* start *

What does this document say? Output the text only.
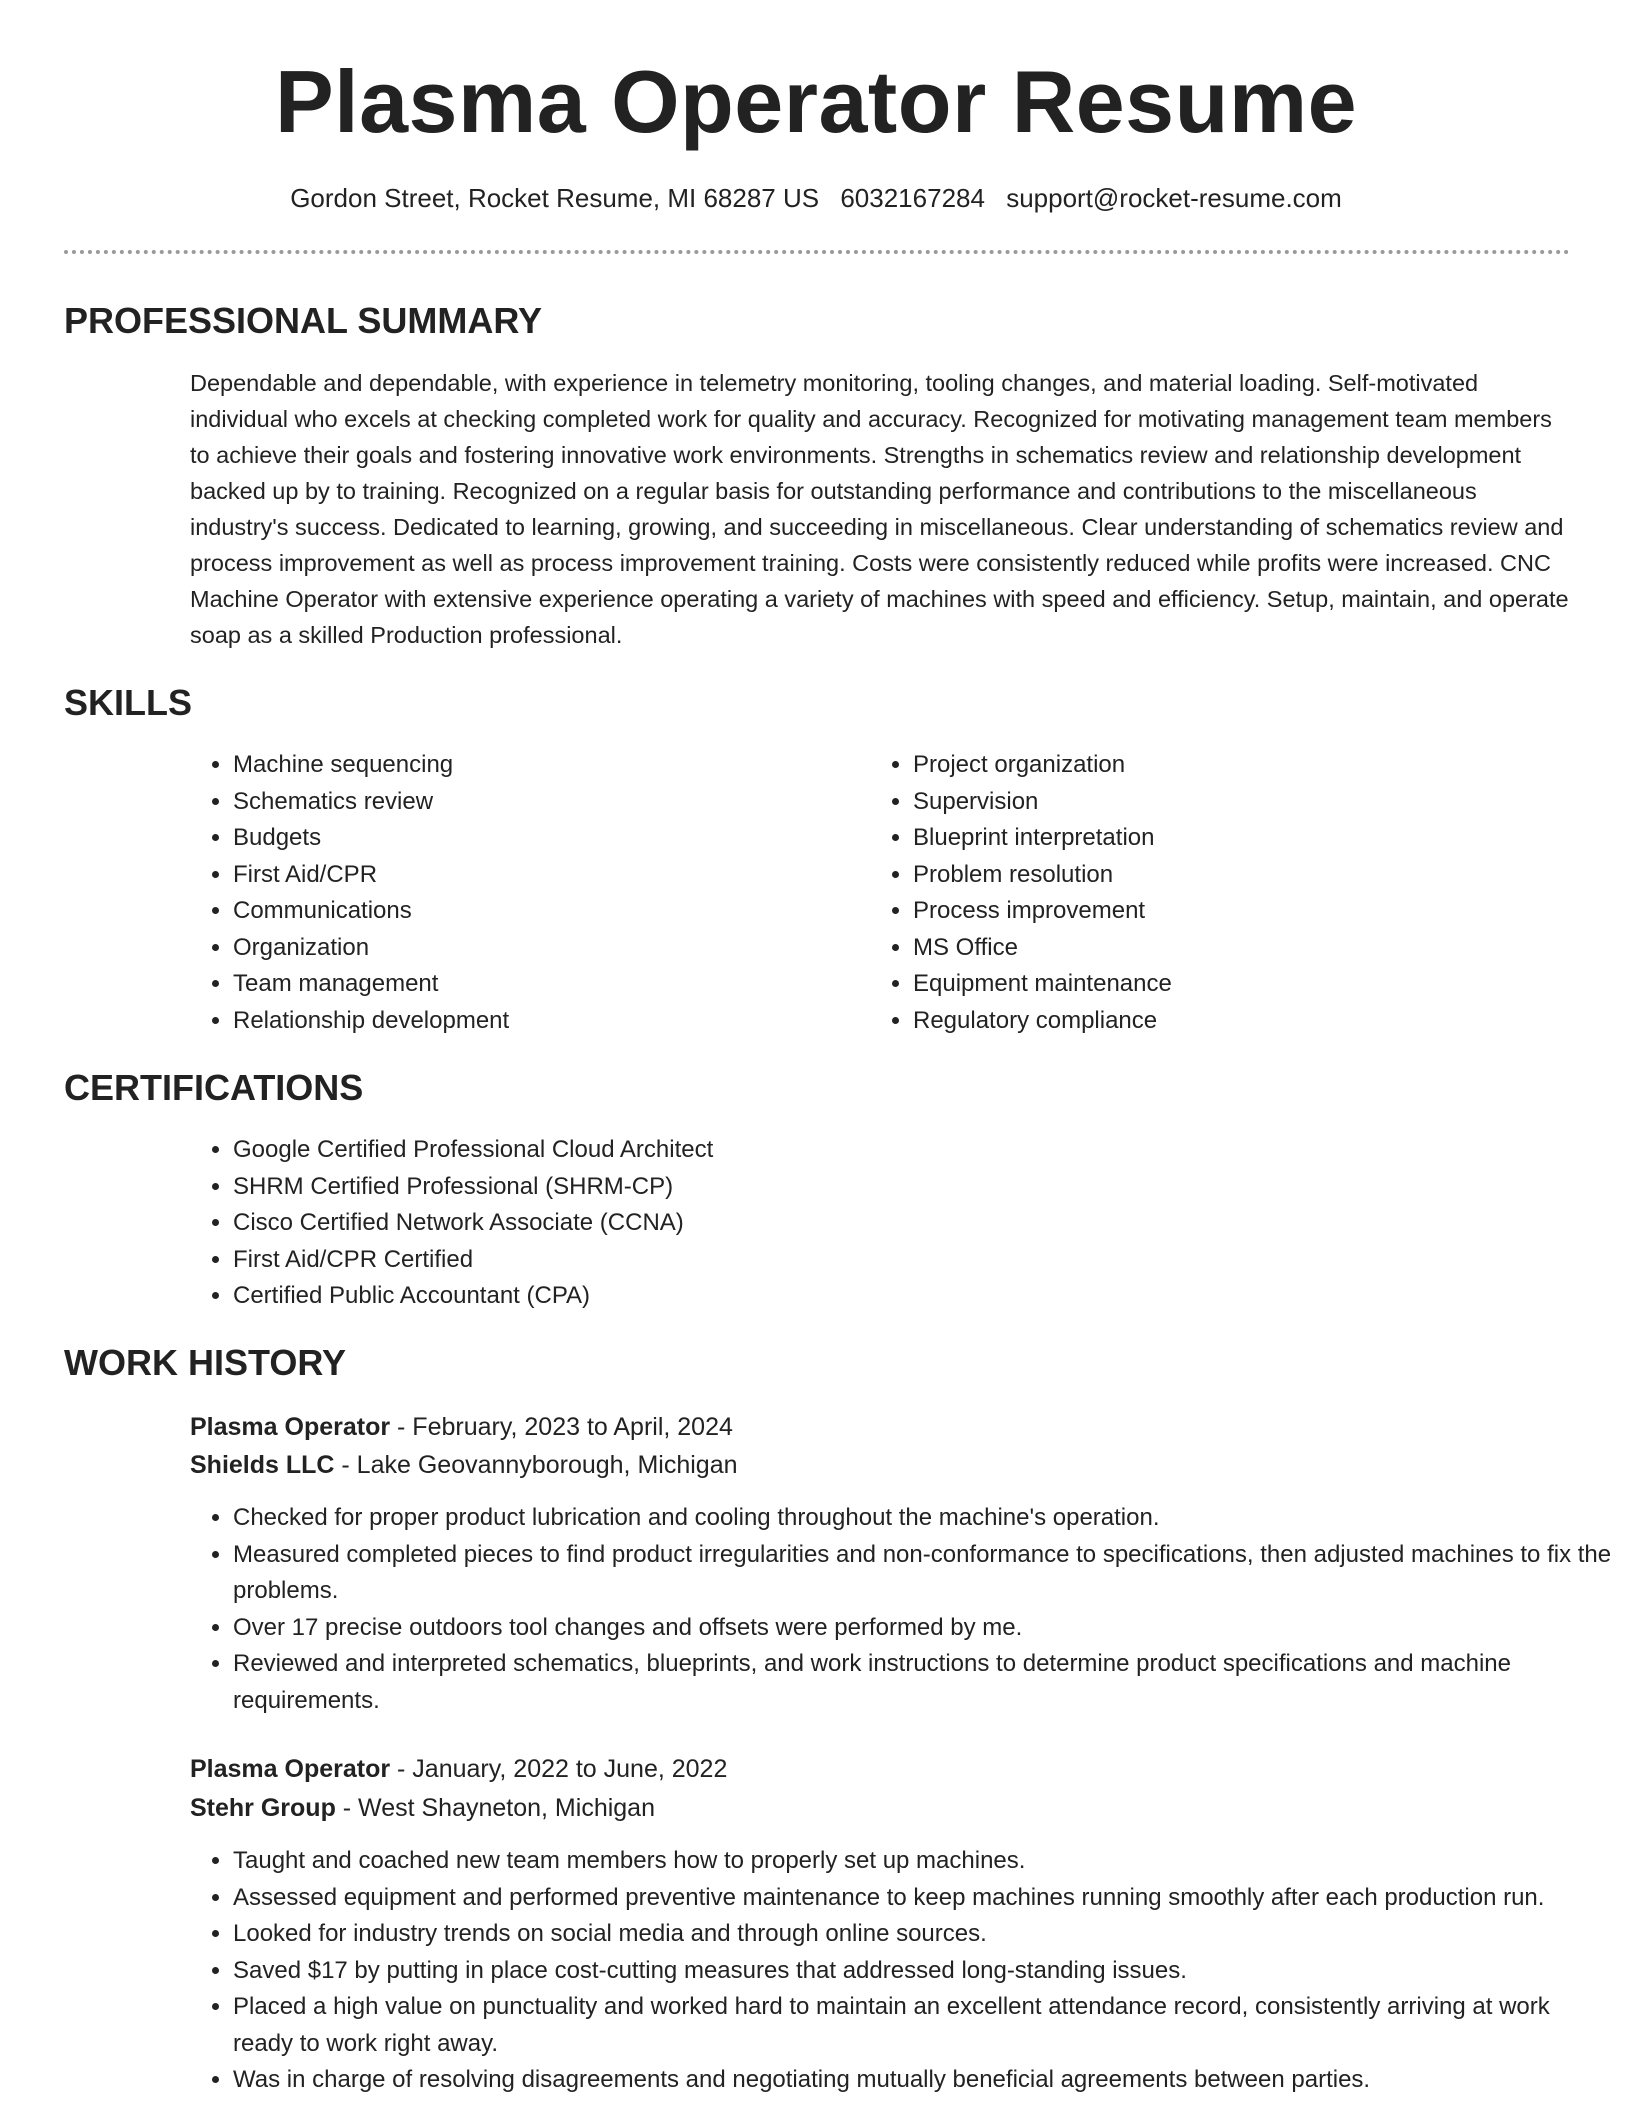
Plasma Operator Resume
Gordon Street, Rocket Resume, MI 68287 US 6032167284 support@rocket-resume.com
PROFESSIONAL SUMMARY

Dependable and dependable, with experience in telemetry monitoring, tooling changes, and material loading. Self-motivated individual who excels at checking completed work for quality and accuracy. Recognized for motivating management team members to achieve their goals and fostering innovative work environments. Strengths in schematics review and relationship development backed up by to training. Recognized on a regular basis for outstanding performance and contributions to the miscellaneous industry's success. Dedicated to learning, growing, and succeeding in miscellaneous. Clear understanding of schematics review and process improvement as well as process improvement training. Costs were consistently reduced while profits were increased. CNC Machine Operator with extensive experience operating a variety of machines with speed and efficiency. Setup, maintain, and operate soap as a skilled Production professional.

SKILLS
• Machine sequencing
• Schematics review
• Budgets
• First Aid/CPR
• Communications
• Organization
• Team management
• Relationship development
• Project organization
• Supervision
• Blueprint interpretation
• Problem resolution
• Process improvement
• MS Office
• Equipment maintenance
• Regulatory compliance
CERTIFICATIONS
• Google Certified Professional Cloud Architect
• SHRM Certified Professional (SHRM-CP)
• Cisco Certified Network Associate (CCNA)
• First Aid/CPR Certified
• Certified Public Accountant (CPA)
WORK HISTORY
Plasma Operator - February, 2023 to April, 2024
Shields LLC - Lake Geovannyborough, Michigan
• Checked for proper product lubrication and cooling throughout the machine's operation.
• Measured completed pieces to find product irregularities and non-conformance to specifications, then adjusted machines to fix the problems.
• Over 17 precise outdoors tool changes and offsets were performed by me.
• Reviewed and interpreted schematics, blueprints, and work instructions to determine product specifications and machine requirements.
Plasma Operator - January, 2022 to June, 2022
Stehr Group - West Shayneton, Michigan
• Taught and coached new team members how to properly set up machines.
• Assessed equipment and performed preventive maintenance to keep machines running smoothly after each production run.
• Looked for industry trends on social media and through online sources.
• Saved $17 by putting in place cost-cutting measures that addressed long-standing issues.
• Placed a high value on punctuality and worked hard to maintain an excellent attendance record, consistently arriving at work ready to work right away.
• Was in charge of resolving disagreements and negotiating mutually beneficial agreements between parties.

* end *

Directions> Pictures in the records should not appear in your copy, but everything else must be transcribed exactly.

Solved exercise>
What does this document say? Output the text only.
Plasma Operator Resume
Gordon Street, Rocket Resume, MI 68287 US 6032167284 support@rocket-resume.com
PROFESSIONAL SUMMARY

Dependable and dependable, with experience in telemetry monitoring, tooling changes, and material loading. Self-motivated individual who excels at checking completed work for quality and accuracy. Recognized for motivating management team members to achieve their goals and fostering innovative work environments. Strengths in schematics review and relationship development backed up by to training. Recognized on a regular basis for outstanding performance and contributions to the miscellaneous industry's success. Dedicated to learning, growing, and succeeding in miscellaneous. Clear understanding of schematics review and process improvement as well as process improvement training. Costs were consistently reduced while profits were increased. CNC Machine Operator with extensive experience operating a variety of machines with speed and efficiency. Setup, maintain, and operate soap as a skilled Production professional.

SKILLS
• Machine sequencing
• Schematics review
• Budgets
• First Aid/CPR
• Communications
• Organization
• Team management
• Relationship development
• Project organization
• Supervision
• Blueprint interpretation
• Problem resolution
• Process improvement
• MS Office
• Equipment maintenance
• Regulatory compliance
CERTIFICATIONS
• Google Certified Professional Cloud Architect
• SHRM Certified Professional (SHRM-CP)
• Cisco Certified Network Associate (CCNA)
• First Aid/CPR Certified
• Certified Public Accountant (CPA)
WORK HISTORY
Plasma Operator - February, 2023 to April, 2024
Shields LLC - Lake Geovannyborough, Michigan
• Checked for proper product lubrication and cooling throughout the machine's operation.
• Measured completed pieces to find product irregularities and non-conformance to specifications, then adjusted machines to fix the problems.
• Over 17 precise outdoors tool changes and offsets were performed by me.
• Reviewed and interpreted schematics, blueprints, and work instructions to determine product specifications and machine requirements.
Plasma Operator - January, 2022 to June, 2022
Stehr Group - West Shayneton, Michigan
• Taught and coached new team members how to properly set up machines.
• Assessed equipment and performed preventive maintenance to keep machines running smoothly after each production run.
• Looked for industry trends on social media and through online sources.
• Saved $17 by putting in place cost-cutting measures that addressed long-standing issues.
• Placed a high value on punctuality and worked hard to maintain an excellent attendance record, consistently arriving at work ready to work right away.
• Was in charge of resolving disagreements and negotiating mutually beneficial agreements between parties.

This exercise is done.